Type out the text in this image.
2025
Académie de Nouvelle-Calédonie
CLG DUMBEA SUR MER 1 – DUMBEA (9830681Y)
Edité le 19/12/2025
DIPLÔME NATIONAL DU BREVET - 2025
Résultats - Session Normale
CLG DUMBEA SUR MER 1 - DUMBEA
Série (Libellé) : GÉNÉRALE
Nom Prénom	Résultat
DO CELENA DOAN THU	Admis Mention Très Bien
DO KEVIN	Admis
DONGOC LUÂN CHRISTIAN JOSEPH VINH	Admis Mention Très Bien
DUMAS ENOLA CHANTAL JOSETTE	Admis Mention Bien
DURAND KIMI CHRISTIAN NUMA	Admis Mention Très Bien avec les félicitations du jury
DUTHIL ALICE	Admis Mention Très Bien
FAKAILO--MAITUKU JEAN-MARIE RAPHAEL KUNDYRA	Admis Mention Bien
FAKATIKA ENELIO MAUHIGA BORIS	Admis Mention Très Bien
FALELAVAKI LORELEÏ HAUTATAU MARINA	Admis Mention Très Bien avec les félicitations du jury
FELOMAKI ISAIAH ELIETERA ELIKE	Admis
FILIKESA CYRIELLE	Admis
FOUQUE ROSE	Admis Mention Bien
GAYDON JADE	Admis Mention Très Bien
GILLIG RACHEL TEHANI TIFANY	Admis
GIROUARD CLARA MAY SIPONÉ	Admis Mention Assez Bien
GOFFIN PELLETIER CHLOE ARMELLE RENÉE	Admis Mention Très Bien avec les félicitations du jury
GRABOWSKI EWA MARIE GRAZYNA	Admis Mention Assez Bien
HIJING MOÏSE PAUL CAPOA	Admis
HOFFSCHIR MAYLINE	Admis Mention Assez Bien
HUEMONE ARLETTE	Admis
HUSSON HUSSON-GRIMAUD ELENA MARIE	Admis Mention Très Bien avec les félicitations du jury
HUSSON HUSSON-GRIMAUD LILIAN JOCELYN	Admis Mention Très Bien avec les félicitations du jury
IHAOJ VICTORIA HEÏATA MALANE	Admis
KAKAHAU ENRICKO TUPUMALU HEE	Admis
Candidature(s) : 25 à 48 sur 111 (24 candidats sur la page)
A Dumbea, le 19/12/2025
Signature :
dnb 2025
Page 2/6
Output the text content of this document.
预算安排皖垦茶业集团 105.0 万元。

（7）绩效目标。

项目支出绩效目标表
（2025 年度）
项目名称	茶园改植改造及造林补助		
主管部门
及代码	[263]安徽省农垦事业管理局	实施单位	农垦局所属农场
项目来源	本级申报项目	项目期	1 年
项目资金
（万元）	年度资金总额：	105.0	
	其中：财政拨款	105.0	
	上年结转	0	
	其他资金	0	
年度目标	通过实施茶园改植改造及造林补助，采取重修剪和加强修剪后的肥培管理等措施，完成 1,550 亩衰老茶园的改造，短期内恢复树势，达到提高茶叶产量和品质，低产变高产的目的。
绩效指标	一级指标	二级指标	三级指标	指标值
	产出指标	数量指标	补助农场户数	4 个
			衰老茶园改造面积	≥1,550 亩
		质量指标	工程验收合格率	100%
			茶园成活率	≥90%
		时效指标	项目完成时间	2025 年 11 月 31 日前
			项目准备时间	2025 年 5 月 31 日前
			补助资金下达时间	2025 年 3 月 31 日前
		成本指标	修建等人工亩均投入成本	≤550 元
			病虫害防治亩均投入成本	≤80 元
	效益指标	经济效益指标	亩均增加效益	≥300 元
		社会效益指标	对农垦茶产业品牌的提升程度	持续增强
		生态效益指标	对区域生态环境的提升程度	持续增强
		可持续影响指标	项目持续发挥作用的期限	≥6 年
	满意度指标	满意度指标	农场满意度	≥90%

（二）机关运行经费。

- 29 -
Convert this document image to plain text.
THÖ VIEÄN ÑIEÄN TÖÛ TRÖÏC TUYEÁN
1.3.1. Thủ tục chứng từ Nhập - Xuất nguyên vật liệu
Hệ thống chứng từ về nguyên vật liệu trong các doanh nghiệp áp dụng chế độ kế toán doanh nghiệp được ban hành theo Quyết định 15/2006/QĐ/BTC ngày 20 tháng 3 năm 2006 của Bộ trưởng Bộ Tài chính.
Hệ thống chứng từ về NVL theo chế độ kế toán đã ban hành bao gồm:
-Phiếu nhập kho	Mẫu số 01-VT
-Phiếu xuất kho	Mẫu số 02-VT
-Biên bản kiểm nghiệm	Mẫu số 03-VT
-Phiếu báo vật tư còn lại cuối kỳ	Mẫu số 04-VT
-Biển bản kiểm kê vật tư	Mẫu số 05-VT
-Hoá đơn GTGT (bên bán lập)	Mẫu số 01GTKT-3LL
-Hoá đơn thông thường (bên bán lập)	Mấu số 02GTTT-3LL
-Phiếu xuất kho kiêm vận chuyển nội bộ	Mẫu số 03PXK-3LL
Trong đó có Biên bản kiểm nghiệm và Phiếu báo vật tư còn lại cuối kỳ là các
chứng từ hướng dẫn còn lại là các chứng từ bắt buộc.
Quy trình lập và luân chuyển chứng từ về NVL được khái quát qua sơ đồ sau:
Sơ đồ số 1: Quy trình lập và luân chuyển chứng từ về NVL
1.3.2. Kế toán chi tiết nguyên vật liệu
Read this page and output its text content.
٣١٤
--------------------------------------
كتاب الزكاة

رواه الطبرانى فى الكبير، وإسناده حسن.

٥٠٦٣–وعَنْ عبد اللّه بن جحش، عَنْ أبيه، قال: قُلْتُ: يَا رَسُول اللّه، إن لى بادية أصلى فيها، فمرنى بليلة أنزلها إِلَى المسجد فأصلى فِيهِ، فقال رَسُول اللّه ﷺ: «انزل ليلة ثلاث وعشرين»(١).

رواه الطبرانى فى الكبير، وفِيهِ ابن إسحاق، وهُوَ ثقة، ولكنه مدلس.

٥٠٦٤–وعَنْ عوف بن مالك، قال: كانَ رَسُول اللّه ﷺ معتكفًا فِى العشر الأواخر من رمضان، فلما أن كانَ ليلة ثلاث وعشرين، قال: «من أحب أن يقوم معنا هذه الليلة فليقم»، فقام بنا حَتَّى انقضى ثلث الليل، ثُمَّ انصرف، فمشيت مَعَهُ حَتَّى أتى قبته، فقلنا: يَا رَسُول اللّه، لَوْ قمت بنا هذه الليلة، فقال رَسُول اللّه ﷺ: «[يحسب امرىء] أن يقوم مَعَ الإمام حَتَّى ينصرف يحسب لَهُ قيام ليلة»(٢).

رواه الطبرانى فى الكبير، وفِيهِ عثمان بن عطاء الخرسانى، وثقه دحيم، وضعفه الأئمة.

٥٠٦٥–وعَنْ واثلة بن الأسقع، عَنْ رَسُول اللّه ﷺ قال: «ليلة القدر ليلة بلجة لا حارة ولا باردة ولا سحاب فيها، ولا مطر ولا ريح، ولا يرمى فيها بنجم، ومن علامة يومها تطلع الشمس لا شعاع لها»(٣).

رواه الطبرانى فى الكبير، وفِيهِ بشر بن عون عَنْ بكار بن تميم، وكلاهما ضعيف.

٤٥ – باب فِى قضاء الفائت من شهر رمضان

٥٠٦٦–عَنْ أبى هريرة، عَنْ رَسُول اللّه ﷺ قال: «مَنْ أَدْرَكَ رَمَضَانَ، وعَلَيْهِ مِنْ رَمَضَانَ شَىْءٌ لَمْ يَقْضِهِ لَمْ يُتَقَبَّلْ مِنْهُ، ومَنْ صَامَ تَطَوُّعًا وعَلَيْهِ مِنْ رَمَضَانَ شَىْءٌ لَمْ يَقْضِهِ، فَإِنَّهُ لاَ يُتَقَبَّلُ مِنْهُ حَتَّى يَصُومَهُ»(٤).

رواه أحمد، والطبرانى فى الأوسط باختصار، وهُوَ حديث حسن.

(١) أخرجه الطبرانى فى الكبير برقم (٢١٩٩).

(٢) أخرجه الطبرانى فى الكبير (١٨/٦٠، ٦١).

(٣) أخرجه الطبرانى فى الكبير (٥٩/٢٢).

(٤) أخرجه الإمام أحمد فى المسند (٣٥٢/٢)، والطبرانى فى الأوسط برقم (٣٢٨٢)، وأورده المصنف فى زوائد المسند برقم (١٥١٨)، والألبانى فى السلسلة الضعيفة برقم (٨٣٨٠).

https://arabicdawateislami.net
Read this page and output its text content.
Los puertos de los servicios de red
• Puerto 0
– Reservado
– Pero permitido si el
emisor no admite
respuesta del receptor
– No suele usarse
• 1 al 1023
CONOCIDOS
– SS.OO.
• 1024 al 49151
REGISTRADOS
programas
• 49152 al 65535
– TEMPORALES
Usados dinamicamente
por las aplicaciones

◆ ◆ ◆ ◆

> **What is required**:
The answer must consist solely of the number of lines in the entries that contain the word "وعشرين".

> **Output below**:
2